*** Text excerpt Section Begins ***

But the nerves she claims to have left behind, and her new need to wither those around her, must both be underpinned by something. She drops the Grand Bitch act and addresses me seriously. “I can’t bear being disappointed, to expect something and for it not to happen the way you want. For example, I’m terrified it [The Seagull] is going to be a massive flop in New York.” I raise an eyebrow. “But it might!” she cries. “I spend an awful lot of my time expecting the worst.” Why? “If you want to get psychoanalytical about it, you could say the biggest disappointment in my life was when my dad died,” she says, quietly. “When you grow up with that massive event, you daren’t expect things – so it’s very bizarre that I chose this path. The world I work in, that I live in, that I breathe, is one of constant let-down.”
Scott Thomas was born into a naval family stationed in Redruth, Cornwall, in 1960. Her father, Lieutenant Commander Simon Scott Thomas, was a pilot with the Royal Navy and a devout Catholic. Her mother, Deborah, had trained as an actress, “but then she met my dad and went into full-swing wifedom, and that was that.” Scott Thomas has a handful of happy memories of early childhood – playing dress-up and putting on plays – but before she was five her father died in a plane crash. As the eldest, she was encouraged not to cry, so as not to upset the younger children. Later her mother married another pilot, who, in an unimaginably cruel twist of fate, also died in a plane crash, six years after the first one.
Deborah, then in her early thirties, was left twice widowed with five children. Later, during a brief stint on a drama-teaching course in London, Scott Thomas recalls, “I got needled a lot for being middle-class. They thought they were so right-on and took the piss out of me. I thought, ‘You don’t know anything about me.’ Just because I’d been to a convent school, and spoke a certain way, did not mean I was loaded. It was a struggle growing up. You can’t bring up five kids on a naval pension and have it be easy and comfortable. My mother had to fight tooth and nail to give us the education she gave us, ringing on doorbells, telling people, ‘I went to this school – my children need to go there.’ I’m fantastically in awe of her courage. It made me so angry when people assumed I had this easy life.”

*** Text excerpt Section Ends ***
*** Stored data Section Begins ***

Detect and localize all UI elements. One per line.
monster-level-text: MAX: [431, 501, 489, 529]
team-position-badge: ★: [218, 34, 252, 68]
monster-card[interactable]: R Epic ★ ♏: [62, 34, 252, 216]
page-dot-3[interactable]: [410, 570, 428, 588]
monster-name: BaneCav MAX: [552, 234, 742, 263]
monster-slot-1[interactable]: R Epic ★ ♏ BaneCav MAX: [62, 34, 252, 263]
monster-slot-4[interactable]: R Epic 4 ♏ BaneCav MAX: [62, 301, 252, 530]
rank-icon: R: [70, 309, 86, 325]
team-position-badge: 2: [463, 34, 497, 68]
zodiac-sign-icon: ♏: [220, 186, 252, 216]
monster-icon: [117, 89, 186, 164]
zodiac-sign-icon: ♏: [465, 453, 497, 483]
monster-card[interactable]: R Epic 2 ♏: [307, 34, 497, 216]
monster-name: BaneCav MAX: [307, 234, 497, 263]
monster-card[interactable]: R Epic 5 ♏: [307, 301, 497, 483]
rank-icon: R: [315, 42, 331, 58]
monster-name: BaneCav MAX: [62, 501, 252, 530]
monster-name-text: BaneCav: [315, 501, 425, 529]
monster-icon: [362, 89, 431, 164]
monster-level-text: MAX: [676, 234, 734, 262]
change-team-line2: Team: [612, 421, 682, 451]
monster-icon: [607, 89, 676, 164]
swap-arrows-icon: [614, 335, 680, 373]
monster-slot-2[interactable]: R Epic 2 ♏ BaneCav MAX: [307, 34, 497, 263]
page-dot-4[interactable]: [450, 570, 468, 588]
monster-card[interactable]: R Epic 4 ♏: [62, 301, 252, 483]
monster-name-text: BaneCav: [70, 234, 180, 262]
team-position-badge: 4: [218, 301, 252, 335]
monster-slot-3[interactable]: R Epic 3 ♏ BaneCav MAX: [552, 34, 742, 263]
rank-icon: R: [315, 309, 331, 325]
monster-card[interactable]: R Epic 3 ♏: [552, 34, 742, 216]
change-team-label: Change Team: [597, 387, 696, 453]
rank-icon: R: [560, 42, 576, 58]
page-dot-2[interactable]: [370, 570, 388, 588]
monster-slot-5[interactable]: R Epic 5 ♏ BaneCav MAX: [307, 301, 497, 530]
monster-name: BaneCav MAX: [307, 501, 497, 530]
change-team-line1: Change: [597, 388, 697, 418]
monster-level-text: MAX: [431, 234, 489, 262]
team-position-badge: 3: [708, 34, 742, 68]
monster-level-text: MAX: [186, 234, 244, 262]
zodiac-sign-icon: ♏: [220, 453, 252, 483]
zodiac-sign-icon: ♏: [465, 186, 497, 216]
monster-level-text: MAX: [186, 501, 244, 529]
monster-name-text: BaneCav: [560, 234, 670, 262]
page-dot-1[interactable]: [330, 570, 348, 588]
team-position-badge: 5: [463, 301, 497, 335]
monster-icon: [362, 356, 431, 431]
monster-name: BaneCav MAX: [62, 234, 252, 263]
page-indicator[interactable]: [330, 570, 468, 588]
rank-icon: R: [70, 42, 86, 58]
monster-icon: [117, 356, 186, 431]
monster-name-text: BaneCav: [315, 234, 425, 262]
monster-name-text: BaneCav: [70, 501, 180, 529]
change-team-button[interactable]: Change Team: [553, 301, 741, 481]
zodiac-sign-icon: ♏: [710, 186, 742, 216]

*** Stored data Section Ends ***

**Task goal:**
Answer these questions about the interview excerpt, one per line:
1. Which play does Scott Thomas fear will be a massive flop in New York?
2. Where and in what year was Scott Thomas born?
3. How many children was her mother left with after being widowed a second time?

**Exercise answer:**
1. The Seagull
2. Redruth, Cornwall, in 1960
3. Five